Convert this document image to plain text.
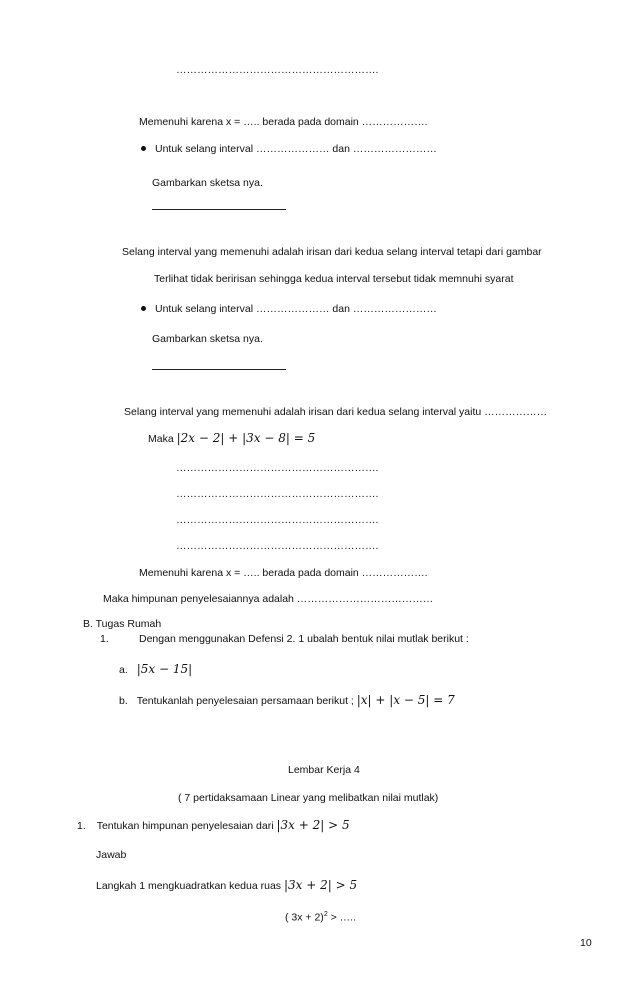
………………………………………………….
Memenuhi karena x = ….. berada pada domain ……………….
Untuk selang interval ………………… dan ……………………
Gambarkan sketsa nya.
Selang interval yang memenuhi adalah irisan dari kedua selang interval tetapi dari gambar
Terlihat tidak beririsan sehingga kedua interval tersebut tidak memnuhi syarat
Untuk selang interval ………………… dan ……………………
Gambarkan sketsa nya.
Selang interval yang memenuhi adalah irisan dari kedua selang interval yaitu ………………
Maka |2x − 2| + |3x − 8| = 5
………………………………………………….
………………………………………………….
………………………………………………….
………………………………………………….
Memenuhi karena x = ….. berada pada domain ……………….
Maka himpunan penyelesaiannya adalah …………………………………
B. Tugas Rumah
1.	Dengan menggunakan Defensi 2. 1 ubalah bentuk nilai mutlak berikut :
a. |5x − 15|
b. Tentukanlah penyelesaian persamaan berikut ; |x| + |x − 5| = 7
Lembar Kerja 4
( 7 pertidaksamaan Linear yang melibatkan nilai mutlak)
1. Tentukan himpunan penyelesaian dari |3x + 2| > 5
Jawab
Langkah 1 mengkuadratkan kedua ruas |3x + 2| > 5
( 3x + 2)$^2$ > …..
10
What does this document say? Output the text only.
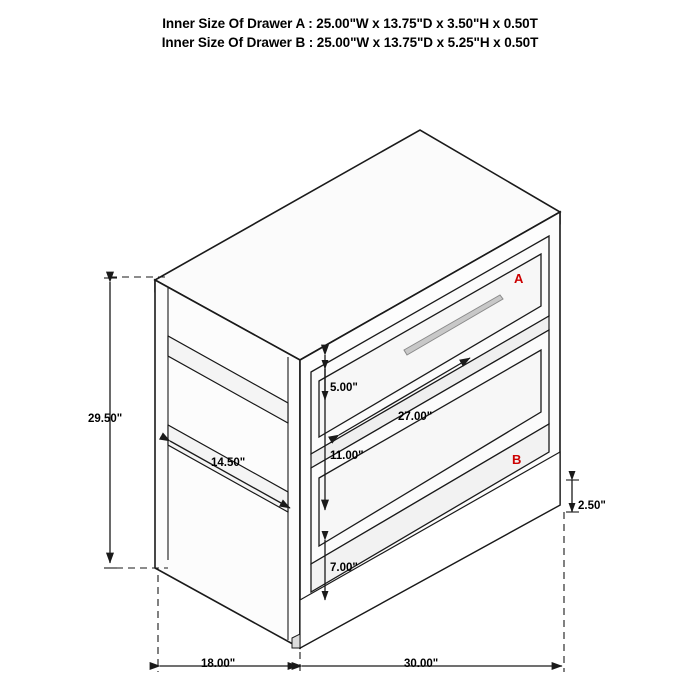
Inner Size Of Drawer A : 25.00"W x 13.75"D x 3.50"H x 0.50T
Inner Size Of Drawer B : 25.00"W x 13.75"D x 5.25"H x 0.50T
29.50"
14.50"
5.00"
11.00"
27.00"
7.00"
2.50"
18.00"	30.00"
A
B
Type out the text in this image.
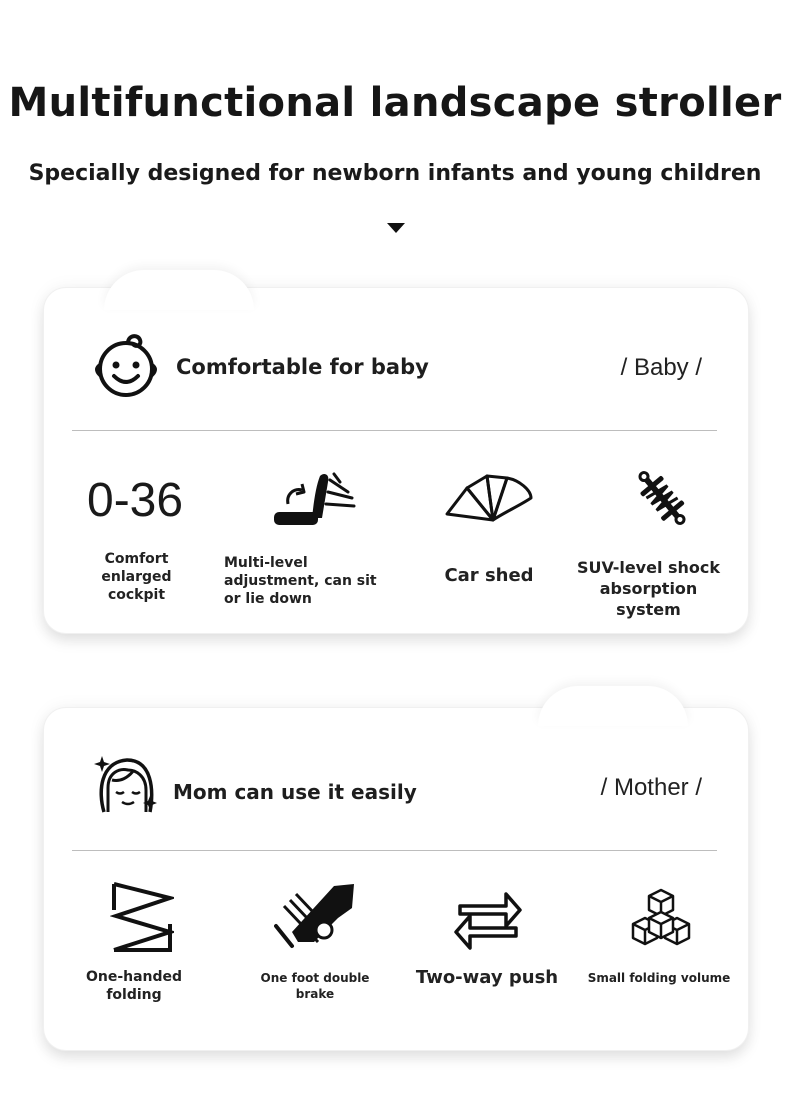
Multifunctional landscape stroller
Specially designed for newborn infants and young children
Comfortable for baby	/ Baby /
0-36
Comfort enlarged cockpit
Multi-level adjustment, can sit or lie down
Car shed	SUV-level shock absorption system
Mom can use it easily	/ Mother /
One-handed folding
One foot double brake
Two-way push	Small folding volume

****************

Do this
Only the lines from the one containing "What does this" through the end of the listing are to be quoted, exactly and with both ends included; pictures are left out.

Written solution
What does this document say? Output the text only.
Inner Size Of Drawer A : 25.00"W x 13.75"D x 3.50"H x 0.50T
Inner Size Of Drawer B : 25.00"W x 13.75"D x 5.25"H x 0.50T
29.50"
14.50"
5.00"
11.00"
27.00"
7.00"
2.50"
18.00"	30.00"
A
B
Type out the text in this image.
Multifunctional landscape stroller
Specially designed for newborn infants and young children
Comfortable for baby	/ Baby /
0-36
Comfort enlarged cockpit
Multi-level adjustment, can sit or lie down
Car shed	SUV-level shock absorption system
Mom can use it easily	/ Mother /
One-handed folding
One foot double brake
Two-way push	Small folding volume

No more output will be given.